Data records:

◆ ◆ ◆ ◆

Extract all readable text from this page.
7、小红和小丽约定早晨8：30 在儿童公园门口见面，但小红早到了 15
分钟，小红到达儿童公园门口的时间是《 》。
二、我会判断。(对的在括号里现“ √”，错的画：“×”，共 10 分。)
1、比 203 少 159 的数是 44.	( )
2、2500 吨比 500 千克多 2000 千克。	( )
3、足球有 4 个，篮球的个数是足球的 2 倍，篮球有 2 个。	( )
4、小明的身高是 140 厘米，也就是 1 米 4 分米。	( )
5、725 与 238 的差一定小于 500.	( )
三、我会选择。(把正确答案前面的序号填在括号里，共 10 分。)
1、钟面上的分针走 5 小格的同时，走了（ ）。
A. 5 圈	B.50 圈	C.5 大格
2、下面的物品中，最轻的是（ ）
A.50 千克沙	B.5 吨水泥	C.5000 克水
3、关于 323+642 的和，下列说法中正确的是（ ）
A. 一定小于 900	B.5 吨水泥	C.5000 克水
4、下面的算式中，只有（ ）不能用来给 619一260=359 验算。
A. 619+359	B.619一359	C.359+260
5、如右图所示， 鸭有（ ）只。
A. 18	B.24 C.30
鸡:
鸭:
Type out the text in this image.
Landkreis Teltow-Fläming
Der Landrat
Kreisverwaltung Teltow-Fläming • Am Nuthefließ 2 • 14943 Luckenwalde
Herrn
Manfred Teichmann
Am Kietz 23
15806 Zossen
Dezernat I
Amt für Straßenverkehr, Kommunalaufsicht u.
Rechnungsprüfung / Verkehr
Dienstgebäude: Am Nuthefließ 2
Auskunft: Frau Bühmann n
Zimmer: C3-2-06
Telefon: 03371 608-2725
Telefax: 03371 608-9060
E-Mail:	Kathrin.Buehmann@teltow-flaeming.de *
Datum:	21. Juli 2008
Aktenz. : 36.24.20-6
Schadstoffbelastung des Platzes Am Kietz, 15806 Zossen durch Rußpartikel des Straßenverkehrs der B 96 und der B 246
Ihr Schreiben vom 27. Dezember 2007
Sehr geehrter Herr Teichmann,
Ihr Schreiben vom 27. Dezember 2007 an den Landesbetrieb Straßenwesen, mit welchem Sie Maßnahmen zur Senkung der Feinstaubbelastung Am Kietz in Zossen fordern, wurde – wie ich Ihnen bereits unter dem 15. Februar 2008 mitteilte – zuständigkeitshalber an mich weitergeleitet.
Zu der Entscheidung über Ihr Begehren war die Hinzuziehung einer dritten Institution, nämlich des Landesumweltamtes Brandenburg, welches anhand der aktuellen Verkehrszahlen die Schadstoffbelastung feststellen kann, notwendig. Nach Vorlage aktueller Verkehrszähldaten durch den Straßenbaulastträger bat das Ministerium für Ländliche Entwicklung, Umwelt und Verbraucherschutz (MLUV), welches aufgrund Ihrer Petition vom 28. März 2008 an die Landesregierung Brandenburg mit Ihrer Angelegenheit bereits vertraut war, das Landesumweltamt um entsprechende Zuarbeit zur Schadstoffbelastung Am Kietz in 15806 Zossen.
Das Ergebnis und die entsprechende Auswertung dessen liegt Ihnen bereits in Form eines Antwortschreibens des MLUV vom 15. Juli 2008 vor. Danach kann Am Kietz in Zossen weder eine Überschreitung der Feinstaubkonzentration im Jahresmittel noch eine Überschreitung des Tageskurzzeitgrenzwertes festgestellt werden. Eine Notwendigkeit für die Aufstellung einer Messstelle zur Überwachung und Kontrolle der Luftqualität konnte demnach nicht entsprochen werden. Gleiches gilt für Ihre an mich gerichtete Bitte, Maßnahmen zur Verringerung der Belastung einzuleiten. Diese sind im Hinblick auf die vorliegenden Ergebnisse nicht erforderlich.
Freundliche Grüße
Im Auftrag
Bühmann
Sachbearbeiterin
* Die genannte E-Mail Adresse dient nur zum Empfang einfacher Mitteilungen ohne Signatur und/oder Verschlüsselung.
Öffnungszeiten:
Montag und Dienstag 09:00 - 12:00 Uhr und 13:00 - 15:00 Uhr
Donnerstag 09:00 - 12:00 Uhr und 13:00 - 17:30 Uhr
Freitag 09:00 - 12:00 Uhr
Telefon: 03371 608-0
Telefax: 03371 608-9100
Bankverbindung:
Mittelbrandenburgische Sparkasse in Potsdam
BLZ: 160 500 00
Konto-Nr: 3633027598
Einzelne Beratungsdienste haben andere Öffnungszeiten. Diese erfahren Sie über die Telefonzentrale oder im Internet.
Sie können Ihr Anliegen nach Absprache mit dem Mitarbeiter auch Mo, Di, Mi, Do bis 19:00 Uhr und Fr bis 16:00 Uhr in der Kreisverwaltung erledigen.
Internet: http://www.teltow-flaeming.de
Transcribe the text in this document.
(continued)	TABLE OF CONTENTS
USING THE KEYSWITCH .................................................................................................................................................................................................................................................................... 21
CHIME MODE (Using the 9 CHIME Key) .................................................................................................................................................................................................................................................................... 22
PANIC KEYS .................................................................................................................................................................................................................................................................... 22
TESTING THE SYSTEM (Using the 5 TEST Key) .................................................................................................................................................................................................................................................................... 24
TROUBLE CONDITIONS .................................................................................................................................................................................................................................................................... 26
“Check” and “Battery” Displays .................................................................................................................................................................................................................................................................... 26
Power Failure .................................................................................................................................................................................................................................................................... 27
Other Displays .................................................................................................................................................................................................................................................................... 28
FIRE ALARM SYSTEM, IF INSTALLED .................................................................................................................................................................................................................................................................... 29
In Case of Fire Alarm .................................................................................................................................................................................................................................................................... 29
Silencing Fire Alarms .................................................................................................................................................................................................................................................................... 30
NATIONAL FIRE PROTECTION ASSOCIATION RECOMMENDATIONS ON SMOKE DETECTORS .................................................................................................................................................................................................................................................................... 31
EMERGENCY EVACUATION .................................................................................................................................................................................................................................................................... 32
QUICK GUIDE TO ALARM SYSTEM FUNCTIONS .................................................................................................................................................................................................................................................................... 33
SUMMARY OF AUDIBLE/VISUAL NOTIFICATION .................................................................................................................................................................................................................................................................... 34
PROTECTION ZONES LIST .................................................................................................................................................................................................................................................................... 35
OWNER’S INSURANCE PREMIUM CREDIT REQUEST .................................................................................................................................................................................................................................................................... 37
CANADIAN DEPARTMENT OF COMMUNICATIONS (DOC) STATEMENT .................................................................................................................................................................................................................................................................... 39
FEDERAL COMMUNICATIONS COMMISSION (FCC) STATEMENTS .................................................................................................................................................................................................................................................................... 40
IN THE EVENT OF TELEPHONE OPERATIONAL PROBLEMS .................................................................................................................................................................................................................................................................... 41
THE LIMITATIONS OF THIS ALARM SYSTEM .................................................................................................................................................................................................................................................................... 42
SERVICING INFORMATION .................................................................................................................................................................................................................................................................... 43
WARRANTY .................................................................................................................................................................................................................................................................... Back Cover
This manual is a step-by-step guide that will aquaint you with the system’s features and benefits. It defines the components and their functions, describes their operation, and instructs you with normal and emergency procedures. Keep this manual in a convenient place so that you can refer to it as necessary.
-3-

◆ ◆ ◆ ◆

**Task statement**. How many lines of these entries contain "Öffnungszeiten"? Answer with the number and nothing else.

**Worked solution**. 2